Stated problem - List every line in the entries below that contains the string "instruction". Match case exactly.

• • • • •

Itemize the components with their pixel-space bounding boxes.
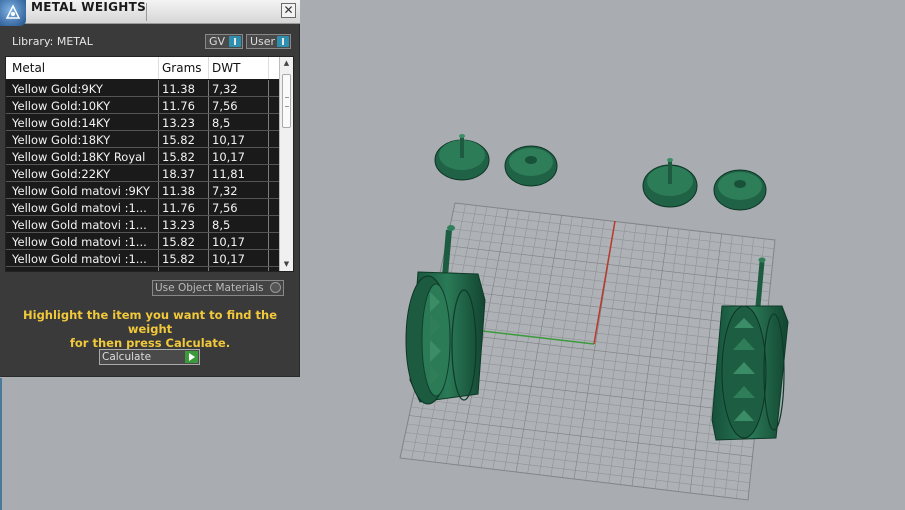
dwt-cell: 10,17 — [212, 252, 245, 266]
viewport-edge — [0, 378, 2, 510]
grams-cell: 15.82 — [162, 252, 195, 266]
grams-cell: 11.76 — [162, 99, 195, 113]
column-header-grams[interactable]: Grams — [162, 61, 202, 75]
use-object-materials-toggle[interactable]: Use Object Materials — [152, 280, 284, 296]
dwt-cell: 10,17 — [212, 150, 245, 164]
dwt-cell: 10,17 — [212, 133, 245, 147]
dwt-cell: 7,32 — [212, 82, 238, 96]
table-scrollbar[interactable]: ▲ ▼ — [279, 57, 293, 271]
panel-title: METAL WEIGHTS — [31, 0, 147, 14]
grams-cell: 15.82 — [162, 150, 195, 164]
gv-label: GV — [209, 35, 226, 48]
instruction-line-2: for then press Calculate. — [69, 336, 231, 350]
metal-cell: Yellow Gold:10KY — [12, 99, 111, 113]
dwt-cell: 8,5 — [212, 218, 231, 232]
column-header-dwt[interactable]: DWT — [212, 61, 240, 75]
table-row[interactable]: Yellow Gold:18KY 15.82 10,17 — [6, 131, 279, 148]
panel-titlebar[interactable]: METAL WEIGHTS ✕ — [0, 0, 300, 26]
dwt-cell: 8,5 — [212, 116, 231, 130]
metal-cell: Yellow Gold matovi :2... — [12, 269, 157, 271]
metal-table: Metal Grams DWT Yellow Gold:9KY 11.38 7,32… — [5, 56, 294, 272]
app-logo-icon — [0, 0, 26, 26]
gv-toggle[interactable]: GV — [205, 34, 243, 49]
table-row[interactable]: Yellow Gold:22KY 18.37 11,81 — [6, 165, 279, 182]
table-row[interactable]: Yellow Gold:9KY 11.38 7,32 — [6, 80, 279, 97]
metal-cell: Yellow Gold:18KY — [12, 133, 111, 147]
table-row[interactable]: Yellow Gold matovi :1... 15.82 10,17 — [6, 233, 279, 250]
table-row[interactable]: Yellow Gold:10KY 11.76 7,56 — [6, 97, 279, 114]
metal-cell: Yellow Gold matovi :1... — [12, 218, 147, 232]
grams-cell: 11.76 — [162, 201, 195, 215]
metal-cell: Yellow Gold:18KY Royal — [12, 150, 146, 164]
table-row[interactable]: Yellow Gold matovi :9KY 11.38 7,32 — [6, 182, 279, 199]
grams-cell: 13.23 — [162, 218, 195, 232]
library-label: Library: METAL — [12, 35, 93, 48]
metal-cell: Yellow Gold matovi :9KY — [12, 184, 150, 198]
dwt-cell: 7,32 — [212, 184, 238, 198]
dwt-cell: 10,17 — [212, 235, 245, 249]
scroll-up-icon[interactable]: ▲ — [280, 57, 293, 70]
grams-cell: 11.38 — [162, 82, 195, 96]
grams-cell: 18.37 — [162, 269, 195, 271]
grams-cell: 11.38 — [162, 184, 195, 198]
calculate-button[interactable]: Calculate — [99, 349, 200, 365]
table-row[interactable]: Yellow Gold:18KY Royal 15.82 10,17 — [6, 148, 279, 165]
cap-model-4[interactable] — [713, 169, 767, 211]
cap-model-1[interactable] — [434, 134, 490, 181]
scroll-thumb[interactable] — [282, 74, 291, 128]
table-row[interactable]: Yellow Gold matovi :1... 15.82 10,17 — [6, 250, 279, 267]
metal-cell: Yellow Gold:14KY — [12, 116, 111, 130]
table-header: Metal Grams DWT — [6, 57, 279, 79]
use-object-materials-label: Use Object Materials — [155, 282, 264, 294]
dwt-cell: 11,81 — [212, 269, 245, 271]
table-row[interactable]: Yellow Gold matovi :1... 11.76 7,56 — [6, 199, 279, 216]
grams-cell: 15.82 — [162, 133, 195, 147]
table-row[interactable]: Yellow Gold matovi :2... 18.37 11,81 — [6, 267, 279, 271]
cap-model-2[interactable] — [504, 145, 558, 187]
grams-cell: 13.23 — [162, 116, 195, 130]
table-row[interactable]: Yellow Gold matovi :1... 13.23 8,5 — [6, 216, 279, 233]
cap-model-3[interactable] — [642, 158, 698, 208]
metal-cell: Yellow Gold:22KY — [12, 167, 111, 181]
toggle-icon — [277, 36, 289, 47]
grams-cell: 18.37 — [162, 167, 195, 181]
metal-cell: Yellow Gold matovi :1... — [12, 252, 147, 266]
metal-cell: Yellow Gold matovi :1... — [12, 201, 147, 215]
metal-weights-panel: METAL WEIGHTS ✕ Library: METAL GV User M… — [0, 0, 300, 377]
dwt-cell: 7,56 — [212, 99, 238, 113]
calculate-label: Calculate — [102, 351, 152, 363]
metal-cell: Yellow Gold matovi :1... — [12, 235, 147, 249]
dwt-cell: 11,81 — [212, 167, 245, 181]
table-body: Yellow Gold:9KY 11.38 7,32 Yellow Gold:10KY… — [6, 80, 279, 271]
metal-cell: Yellow Gold:9KY — [12, 82, 103, 96]
user-toggle[interactable]: User — [246, 34, 291, 49]
radio-icon — [270, 282, 281, 293]
grams-cell: 15.82 — [162, 235, 195, 249]
column-header-metal[interactable]: Metal — [12, 61, 45, 75]
close-icon[interactable]: ✕ — [281, 3, 296, 18]
toggle-icon — [229, 36, 241, 47]
instruction-line-1: Highlight the item you want to find the … — [23, 308, 277, 336]
table-row[interactable]: Yellow Gold:14KY 13.23 8,5 — [6, 114, 279, 131]
scroll-down-icon[interactable]: ▼ — [280, 258, 293, 271]
play-arrow-icon — [185, 351, 198, 363]
dwt-cell: 7,56 — [212, 201, 238, 215]
user-label: User — [250, 35, 276, 48]
instruction-text: Highlight the item you want to find the … — [10, 308, 290, 350]
title-divider — [146, 3, 147, 21]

• • • • •

The response -
instruction-line-2: for then press Calculate. — [69, 336, 231, 350]
instruction-line-1: Highlight the item you want to find the … — [23, 308, 277, 336]
instruction-text: Highlight the item you want to find the … — [10, 308, 290, 350]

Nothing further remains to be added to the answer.